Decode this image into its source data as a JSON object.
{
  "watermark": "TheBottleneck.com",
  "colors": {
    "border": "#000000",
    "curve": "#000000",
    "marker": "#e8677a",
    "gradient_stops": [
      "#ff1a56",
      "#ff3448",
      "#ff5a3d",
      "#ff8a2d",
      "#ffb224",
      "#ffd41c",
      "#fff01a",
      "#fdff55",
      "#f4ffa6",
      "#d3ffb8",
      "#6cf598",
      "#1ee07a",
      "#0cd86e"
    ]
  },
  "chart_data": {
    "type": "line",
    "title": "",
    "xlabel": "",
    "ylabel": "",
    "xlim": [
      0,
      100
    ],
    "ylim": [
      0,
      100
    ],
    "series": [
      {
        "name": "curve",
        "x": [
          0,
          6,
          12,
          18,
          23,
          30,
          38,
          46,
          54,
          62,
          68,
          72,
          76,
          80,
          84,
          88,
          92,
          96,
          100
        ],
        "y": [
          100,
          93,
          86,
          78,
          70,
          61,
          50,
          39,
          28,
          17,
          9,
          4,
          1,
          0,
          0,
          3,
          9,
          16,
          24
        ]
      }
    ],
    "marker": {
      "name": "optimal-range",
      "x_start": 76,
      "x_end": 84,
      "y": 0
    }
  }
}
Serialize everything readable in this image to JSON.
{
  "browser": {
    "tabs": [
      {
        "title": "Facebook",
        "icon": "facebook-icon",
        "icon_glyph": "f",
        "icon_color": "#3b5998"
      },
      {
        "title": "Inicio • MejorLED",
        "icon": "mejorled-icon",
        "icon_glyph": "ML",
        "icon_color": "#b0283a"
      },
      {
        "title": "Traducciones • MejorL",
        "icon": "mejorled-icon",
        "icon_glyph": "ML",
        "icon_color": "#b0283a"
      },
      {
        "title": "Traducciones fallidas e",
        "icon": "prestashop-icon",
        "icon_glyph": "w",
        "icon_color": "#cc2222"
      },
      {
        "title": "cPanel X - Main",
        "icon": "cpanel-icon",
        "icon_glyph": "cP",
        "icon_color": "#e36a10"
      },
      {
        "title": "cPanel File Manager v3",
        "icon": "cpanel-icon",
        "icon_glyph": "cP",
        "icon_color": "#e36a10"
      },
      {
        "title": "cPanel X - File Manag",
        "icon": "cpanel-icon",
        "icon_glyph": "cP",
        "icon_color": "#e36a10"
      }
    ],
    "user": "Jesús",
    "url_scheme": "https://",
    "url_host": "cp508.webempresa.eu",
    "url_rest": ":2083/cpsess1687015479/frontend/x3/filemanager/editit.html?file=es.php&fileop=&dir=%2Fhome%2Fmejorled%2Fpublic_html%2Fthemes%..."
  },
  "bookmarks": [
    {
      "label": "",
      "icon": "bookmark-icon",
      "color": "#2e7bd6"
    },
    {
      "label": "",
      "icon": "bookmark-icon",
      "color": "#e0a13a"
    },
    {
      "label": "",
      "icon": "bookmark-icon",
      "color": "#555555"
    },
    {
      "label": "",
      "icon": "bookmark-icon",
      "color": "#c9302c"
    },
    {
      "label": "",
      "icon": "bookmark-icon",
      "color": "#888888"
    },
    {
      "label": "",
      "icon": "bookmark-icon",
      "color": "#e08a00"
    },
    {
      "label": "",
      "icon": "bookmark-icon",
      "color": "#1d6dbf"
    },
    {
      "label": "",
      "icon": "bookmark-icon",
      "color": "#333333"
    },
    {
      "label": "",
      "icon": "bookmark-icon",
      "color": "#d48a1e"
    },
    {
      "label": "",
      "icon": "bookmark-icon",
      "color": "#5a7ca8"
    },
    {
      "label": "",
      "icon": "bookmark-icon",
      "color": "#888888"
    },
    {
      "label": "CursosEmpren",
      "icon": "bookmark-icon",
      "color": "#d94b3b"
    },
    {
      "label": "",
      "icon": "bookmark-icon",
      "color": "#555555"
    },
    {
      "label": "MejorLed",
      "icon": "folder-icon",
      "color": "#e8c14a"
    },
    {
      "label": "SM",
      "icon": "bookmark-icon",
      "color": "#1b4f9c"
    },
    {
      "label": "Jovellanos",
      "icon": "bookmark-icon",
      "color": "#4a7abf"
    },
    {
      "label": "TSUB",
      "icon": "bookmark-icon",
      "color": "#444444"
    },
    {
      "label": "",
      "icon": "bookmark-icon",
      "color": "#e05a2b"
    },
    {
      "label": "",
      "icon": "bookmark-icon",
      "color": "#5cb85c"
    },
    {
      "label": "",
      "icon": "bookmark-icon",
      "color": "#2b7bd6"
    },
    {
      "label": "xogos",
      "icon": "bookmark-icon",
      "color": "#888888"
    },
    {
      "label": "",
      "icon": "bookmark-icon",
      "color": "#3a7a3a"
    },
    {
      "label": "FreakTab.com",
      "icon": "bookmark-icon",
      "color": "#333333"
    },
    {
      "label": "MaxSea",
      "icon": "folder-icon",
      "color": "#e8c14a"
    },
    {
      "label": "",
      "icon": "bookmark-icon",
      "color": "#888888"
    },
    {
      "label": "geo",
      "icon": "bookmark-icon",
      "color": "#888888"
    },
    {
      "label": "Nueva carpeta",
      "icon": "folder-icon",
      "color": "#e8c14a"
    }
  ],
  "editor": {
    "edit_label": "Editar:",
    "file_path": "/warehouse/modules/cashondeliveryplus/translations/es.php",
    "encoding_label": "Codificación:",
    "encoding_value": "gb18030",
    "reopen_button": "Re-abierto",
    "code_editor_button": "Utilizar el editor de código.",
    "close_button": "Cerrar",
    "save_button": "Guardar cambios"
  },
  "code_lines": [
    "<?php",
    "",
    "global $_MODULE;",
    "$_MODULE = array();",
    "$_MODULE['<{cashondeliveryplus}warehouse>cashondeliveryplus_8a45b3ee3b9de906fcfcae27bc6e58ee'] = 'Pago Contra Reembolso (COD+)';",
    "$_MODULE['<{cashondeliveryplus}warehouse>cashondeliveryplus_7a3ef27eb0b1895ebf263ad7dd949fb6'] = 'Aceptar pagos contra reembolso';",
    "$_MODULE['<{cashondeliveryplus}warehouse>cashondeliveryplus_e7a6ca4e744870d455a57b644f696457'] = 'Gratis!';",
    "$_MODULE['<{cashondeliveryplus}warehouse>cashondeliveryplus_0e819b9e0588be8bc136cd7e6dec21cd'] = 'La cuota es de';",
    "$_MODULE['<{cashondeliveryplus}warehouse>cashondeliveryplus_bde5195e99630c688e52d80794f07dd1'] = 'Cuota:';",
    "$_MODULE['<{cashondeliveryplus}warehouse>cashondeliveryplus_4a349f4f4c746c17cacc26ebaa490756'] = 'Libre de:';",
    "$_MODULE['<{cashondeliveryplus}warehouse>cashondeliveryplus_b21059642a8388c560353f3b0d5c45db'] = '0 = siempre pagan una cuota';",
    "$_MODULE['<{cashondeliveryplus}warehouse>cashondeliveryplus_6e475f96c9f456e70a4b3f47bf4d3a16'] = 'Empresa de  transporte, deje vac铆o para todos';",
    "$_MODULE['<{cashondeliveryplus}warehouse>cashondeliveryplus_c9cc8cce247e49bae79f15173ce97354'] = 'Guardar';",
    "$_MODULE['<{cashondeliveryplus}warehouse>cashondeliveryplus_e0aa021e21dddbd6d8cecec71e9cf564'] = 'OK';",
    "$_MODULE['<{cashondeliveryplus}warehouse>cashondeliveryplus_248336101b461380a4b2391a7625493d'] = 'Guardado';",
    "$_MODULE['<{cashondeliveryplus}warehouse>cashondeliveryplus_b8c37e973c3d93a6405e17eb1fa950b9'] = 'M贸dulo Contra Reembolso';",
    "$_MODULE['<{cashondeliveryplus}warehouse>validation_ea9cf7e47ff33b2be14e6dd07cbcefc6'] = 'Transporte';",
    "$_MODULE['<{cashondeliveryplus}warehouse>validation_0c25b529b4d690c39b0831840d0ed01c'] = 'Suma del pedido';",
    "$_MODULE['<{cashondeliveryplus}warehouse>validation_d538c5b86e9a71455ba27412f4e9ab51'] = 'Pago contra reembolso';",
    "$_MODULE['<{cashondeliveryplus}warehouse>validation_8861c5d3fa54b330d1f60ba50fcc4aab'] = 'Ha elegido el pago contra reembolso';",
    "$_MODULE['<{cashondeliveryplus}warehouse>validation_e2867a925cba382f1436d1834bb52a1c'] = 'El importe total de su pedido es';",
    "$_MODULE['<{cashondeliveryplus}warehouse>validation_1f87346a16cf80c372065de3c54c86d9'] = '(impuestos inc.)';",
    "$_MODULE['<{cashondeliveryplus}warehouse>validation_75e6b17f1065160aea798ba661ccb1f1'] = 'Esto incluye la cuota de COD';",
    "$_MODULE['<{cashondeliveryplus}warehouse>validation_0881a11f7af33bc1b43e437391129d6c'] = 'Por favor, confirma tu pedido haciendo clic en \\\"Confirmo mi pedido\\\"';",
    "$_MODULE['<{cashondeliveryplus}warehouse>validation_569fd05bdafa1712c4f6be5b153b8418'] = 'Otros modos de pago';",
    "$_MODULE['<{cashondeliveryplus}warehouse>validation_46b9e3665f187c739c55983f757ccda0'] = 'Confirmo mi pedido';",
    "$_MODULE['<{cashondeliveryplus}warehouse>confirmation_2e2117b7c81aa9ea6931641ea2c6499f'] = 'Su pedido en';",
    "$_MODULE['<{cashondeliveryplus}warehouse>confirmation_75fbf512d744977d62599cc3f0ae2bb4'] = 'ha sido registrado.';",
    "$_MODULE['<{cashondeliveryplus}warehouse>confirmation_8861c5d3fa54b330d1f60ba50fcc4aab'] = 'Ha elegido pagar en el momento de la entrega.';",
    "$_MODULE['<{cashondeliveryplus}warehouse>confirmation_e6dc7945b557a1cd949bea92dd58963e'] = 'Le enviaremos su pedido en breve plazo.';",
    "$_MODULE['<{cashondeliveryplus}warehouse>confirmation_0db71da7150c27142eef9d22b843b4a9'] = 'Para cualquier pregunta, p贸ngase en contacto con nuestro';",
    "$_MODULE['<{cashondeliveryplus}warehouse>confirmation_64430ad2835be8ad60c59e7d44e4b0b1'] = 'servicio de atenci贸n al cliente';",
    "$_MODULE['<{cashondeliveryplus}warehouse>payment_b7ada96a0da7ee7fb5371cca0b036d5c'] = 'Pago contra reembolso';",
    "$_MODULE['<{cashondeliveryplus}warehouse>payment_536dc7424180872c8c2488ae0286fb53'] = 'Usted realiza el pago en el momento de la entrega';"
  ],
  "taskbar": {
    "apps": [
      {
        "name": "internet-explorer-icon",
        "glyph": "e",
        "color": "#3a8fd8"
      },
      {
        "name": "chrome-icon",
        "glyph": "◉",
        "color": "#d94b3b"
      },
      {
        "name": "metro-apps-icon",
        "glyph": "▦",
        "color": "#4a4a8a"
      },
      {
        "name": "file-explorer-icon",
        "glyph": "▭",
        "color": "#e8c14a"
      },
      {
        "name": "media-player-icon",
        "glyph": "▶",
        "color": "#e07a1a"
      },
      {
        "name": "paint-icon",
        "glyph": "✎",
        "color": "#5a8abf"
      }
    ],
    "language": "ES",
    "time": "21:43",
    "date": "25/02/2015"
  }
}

========

## [Aim of the task]
Return every line containing "elegido".

## [Solution below]
    "$_MODULE['<{cashondeliveryplus}warehouse>validation_8861c5d3fa54b330d1f60ba50fcc4aab'] = 'Ha elegido el pago contra reembolso';",
    "$_MODULE['<{cashondeliveryplus}warehouse>confirmation_8861c5d3fa54b330d1f60ba50fcc4aab'] = 'Ha elegido pagar en el momento de la entrega.';",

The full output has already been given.